Report each line of the data that has "icon" somewhere in it.

** Start Extracted entries **

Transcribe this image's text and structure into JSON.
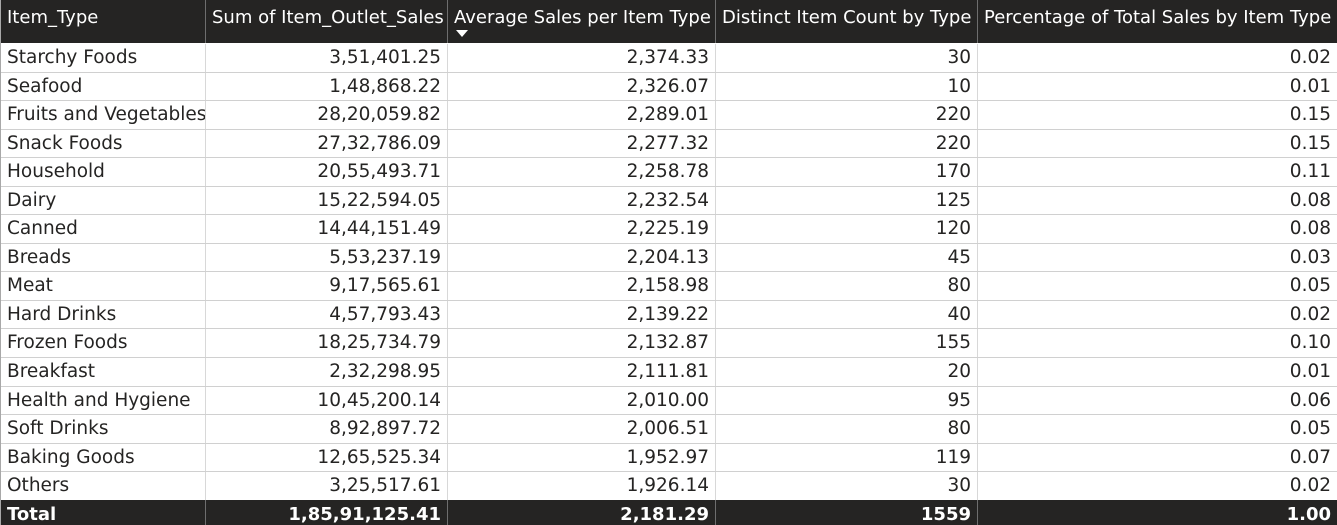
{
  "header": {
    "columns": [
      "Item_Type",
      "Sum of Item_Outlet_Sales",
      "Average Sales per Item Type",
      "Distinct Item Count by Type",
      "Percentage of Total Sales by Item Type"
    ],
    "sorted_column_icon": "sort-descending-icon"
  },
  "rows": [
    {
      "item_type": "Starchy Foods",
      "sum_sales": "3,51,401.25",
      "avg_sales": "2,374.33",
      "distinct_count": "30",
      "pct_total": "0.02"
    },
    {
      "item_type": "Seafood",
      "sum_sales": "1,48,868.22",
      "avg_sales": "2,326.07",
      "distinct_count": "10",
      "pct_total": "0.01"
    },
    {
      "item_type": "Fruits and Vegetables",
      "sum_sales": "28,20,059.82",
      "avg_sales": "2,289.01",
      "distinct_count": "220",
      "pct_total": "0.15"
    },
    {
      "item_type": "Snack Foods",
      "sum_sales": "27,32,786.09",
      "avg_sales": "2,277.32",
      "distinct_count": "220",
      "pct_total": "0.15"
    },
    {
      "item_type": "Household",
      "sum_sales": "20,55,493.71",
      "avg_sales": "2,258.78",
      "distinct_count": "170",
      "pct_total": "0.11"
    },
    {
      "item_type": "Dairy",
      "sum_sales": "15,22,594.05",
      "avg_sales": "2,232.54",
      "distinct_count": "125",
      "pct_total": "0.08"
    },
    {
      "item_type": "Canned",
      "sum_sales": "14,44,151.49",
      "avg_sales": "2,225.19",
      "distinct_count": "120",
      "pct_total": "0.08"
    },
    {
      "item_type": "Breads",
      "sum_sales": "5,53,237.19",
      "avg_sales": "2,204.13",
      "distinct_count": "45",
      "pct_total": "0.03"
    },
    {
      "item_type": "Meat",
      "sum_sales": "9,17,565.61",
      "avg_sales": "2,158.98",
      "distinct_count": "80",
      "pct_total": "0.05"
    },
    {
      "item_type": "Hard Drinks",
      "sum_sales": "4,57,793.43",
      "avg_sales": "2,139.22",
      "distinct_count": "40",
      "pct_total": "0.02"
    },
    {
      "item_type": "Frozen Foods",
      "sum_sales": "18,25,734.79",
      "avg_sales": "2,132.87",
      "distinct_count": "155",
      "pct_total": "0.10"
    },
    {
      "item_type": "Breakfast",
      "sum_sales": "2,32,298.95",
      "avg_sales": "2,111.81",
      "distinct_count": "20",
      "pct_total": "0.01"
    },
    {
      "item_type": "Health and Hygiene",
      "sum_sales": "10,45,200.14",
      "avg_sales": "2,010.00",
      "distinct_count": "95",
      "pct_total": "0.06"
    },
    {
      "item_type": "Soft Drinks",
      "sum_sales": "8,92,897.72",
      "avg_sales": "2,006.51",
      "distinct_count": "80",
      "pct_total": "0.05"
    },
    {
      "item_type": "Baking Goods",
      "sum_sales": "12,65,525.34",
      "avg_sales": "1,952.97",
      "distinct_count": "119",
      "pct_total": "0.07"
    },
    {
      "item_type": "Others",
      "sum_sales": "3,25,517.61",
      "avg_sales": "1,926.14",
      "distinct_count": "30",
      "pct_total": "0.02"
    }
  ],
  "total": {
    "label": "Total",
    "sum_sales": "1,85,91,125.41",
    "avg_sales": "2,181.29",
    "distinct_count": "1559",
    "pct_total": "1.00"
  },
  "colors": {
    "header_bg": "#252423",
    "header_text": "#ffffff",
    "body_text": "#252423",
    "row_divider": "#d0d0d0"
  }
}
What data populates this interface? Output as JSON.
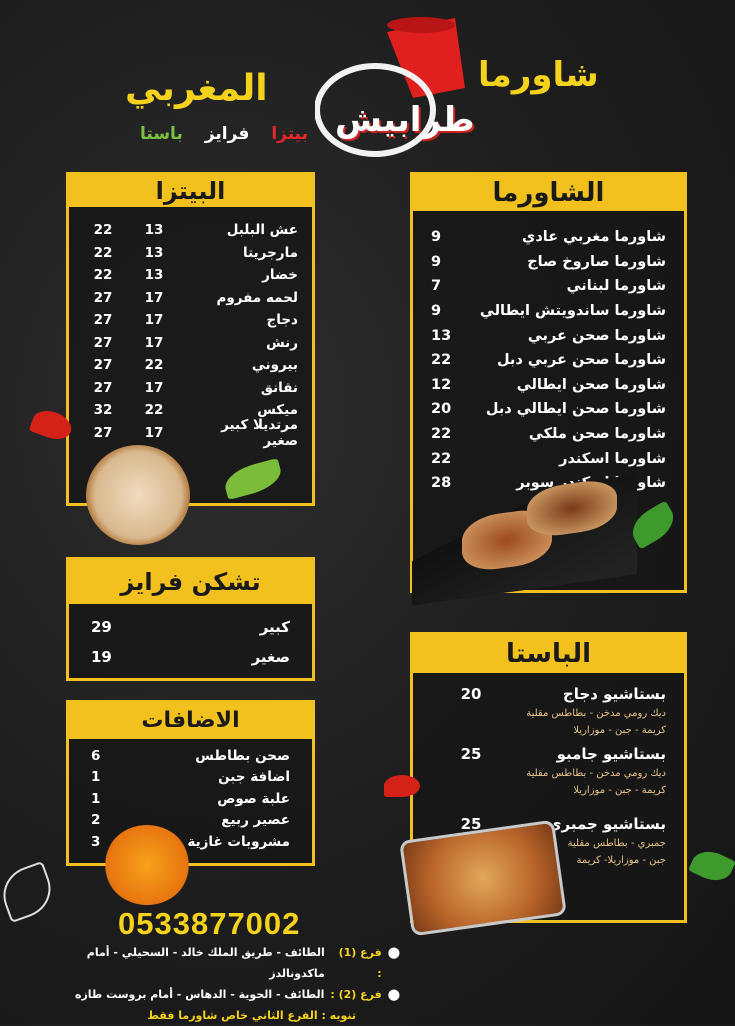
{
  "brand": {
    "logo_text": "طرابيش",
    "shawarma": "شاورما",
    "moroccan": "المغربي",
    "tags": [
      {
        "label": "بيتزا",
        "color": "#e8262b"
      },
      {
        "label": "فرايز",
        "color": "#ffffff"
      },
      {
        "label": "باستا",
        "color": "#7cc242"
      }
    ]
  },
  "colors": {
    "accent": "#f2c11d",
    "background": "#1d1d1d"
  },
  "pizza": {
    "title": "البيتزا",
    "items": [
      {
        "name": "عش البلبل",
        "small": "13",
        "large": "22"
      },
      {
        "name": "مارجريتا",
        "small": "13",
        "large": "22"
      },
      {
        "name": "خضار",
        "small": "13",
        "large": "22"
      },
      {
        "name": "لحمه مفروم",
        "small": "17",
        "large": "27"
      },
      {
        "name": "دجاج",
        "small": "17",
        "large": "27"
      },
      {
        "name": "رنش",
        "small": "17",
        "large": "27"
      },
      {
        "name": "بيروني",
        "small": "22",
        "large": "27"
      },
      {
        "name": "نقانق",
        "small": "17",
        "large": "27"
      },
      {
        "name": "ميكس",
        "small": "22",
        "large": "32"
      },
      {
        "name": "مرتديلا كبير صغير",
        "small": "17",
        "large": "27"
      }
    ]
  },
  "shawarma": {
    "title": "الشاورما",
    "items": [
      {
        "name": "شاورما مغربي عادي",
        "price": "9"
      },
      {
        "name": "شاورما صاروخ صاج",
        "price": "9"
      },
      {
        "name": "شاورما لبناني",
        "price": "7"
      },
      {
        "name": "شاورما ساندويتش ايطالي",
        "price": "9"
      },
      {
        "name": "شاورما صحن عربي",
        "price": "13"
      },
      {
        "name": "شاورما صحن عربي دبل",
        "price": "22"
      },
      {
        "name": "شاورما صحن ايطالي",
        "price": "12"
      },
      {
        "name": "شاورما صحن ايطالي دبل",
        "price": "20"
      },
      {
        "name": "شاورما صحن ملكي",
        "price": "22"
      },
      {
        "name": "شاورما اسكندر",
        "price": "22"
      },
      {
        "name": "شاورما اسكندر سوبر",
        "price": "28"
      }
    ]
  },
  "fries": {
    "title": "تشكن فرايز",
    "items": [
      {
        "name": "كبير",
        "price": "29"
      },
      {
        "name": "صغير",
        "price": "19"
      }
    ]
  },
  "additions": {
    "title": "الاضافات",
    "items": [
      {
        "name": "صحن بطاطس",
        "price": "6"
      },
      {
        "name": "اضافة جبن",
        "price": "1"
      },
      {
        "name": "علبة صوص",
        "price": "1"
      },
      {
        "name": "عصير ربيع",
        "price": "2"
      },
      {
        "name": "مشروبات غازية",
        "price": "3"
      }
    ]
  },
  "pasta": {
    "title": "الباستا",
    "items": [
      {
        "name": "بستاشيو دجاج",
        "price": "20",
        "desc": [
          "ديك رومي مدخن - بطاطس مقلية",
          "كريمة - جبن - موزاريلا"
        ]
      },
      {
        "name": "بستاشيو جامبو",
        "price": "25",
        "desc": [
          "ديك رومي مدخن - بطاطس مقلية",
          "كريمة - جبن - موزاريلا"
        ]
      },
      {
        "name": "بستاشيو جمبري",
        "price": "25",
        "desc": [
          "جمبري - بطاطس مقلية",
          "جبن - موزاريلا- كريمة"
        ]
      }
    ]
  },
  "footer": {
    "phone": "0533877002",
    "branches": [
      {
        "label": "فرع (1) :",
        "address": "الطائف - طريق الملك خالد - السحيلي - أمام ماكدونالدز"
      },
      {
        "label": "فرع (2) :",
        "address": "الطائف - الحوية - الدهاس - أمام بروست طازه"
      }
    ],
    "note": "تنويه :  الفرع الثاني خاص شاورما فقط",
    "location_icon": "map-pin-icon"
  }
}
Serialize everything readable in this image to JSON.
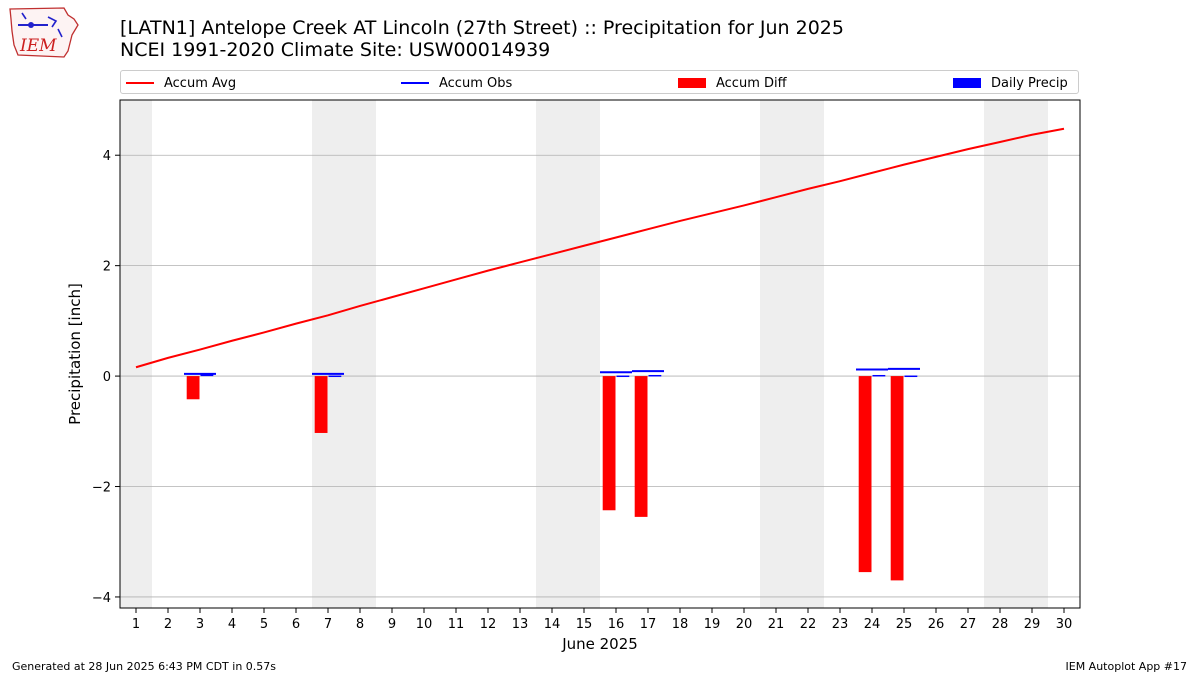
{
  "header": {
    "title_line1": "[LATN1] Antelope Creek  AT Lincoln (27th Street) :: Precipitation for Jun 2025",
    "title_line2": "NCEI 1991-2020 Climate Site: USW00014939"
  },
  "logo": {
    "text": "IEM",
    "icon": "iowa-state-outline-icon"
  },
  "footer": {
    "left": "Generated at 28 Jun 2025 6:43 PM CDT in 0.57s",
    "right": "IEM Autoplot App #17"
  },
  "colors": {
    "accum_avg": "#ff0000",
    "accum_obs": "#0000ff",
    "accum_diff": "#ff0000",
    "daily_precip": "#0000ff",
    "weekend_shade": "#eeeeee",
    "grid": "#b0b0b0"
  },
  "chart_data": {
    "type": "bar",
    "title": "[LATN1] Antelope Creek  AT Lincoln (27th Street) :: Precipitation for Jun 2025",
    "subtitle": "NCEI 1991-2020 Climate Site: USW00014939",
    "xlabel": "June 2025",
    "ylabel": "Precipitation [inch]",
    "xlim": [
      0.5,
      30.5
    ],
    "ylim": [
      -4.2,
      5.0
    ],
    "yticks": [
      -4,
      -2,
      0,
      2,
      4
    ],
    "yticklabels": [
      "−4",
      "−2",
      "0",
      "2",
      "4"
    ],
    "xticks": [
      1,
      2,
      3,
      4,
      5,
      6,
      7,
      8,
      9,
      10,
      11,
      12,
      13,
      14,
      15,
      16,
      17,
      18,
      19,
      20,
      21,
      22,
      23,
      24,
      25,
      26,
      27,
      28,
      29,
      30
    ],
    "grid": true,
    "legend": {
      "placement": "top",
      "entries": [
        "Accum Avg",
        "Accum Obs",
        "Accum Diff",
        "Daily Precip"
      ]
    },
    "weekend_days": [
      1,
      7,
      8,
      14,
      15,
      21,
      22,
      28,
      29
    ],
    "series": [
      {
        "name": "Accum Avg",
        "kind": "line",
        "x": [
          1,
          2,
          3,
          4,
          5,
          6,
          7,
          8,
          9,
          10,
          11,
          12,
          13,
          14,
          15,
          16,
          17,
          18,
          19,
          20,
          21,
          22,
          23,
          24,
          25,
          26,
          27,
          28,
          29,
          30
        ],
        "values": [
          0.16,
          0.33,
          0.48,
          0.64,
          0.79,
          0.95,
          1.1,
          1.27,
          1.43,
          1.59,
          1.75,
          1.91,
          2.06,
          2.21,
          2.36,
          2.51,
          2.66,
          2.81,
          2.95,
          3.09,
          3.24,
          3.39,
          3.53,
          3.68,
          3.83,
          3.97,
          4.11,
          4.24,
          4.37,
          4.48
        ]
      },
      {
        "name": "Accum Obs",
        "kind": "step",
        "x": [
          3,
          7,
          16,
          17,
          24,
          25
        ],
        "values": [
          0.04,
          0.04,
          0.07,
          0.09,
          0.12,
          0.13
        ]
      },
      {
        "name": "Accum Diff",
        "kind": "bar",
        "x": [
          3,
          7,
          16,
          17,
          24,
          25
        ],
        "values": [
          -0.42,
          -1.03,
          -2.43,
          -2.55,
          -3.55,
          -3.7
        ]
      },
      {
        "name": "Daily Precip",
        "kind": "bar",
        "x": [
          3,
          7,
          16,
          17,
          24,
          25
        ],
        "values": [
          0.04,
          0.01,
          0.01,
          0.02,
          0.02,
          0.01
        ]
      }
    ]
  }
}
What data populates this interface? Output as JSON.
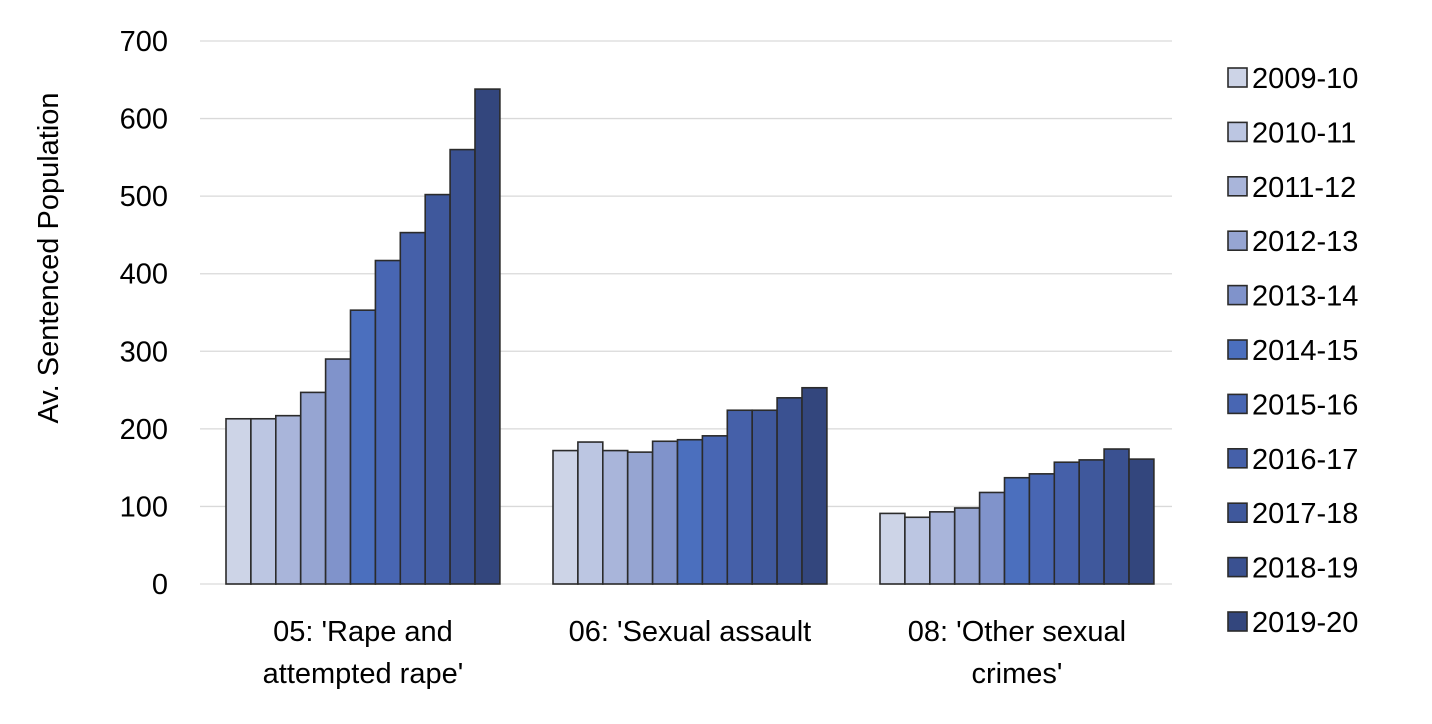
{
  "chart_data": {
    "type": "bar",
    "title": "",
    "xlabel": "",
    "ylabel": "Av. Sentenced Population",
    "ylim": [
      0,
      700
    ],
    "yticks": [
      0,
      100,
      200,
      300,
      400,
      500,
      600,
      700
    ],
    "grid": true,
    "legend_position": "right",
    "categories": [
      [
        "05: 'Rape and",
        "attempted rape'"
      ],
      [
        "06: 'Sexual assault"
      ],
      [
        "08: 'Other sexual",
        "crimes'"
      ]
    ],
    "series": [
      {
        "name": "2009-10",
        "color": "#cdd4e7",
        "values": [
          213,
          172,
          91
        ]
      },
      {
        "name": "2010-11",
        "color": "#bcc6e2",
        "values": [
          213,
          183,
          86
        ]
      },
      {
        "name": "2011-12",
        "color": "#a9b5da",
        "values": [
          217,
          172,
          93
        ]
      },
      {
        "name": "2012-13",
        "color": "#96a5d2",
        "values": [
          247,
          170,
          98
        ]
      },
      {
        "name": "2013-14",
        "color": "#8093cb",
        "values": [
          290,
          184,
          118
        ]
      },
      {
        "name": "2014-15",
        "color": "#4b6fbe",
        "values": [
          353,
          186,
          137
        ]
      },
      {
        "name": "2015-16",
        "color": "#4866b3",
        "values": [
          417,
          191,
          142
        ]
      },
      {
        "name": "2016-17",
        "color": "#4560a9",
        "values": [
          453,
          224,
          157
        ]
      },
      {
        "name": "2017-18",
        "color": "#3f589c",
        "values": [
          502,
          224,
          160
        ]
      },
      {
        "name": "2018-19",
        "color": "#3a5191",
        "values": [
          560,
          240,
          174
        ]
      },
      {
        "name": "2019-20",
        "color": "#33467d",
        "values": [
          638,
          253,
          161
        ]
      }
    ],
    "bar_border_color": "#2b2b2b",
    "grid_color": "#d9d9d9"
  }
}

** End Extracted entries **

### Task result
    "sorted_column_icon": "sort-descending-icon"
    "location_icon": "map-pin-icon"
    "icon": "iowa-state-outline-icon"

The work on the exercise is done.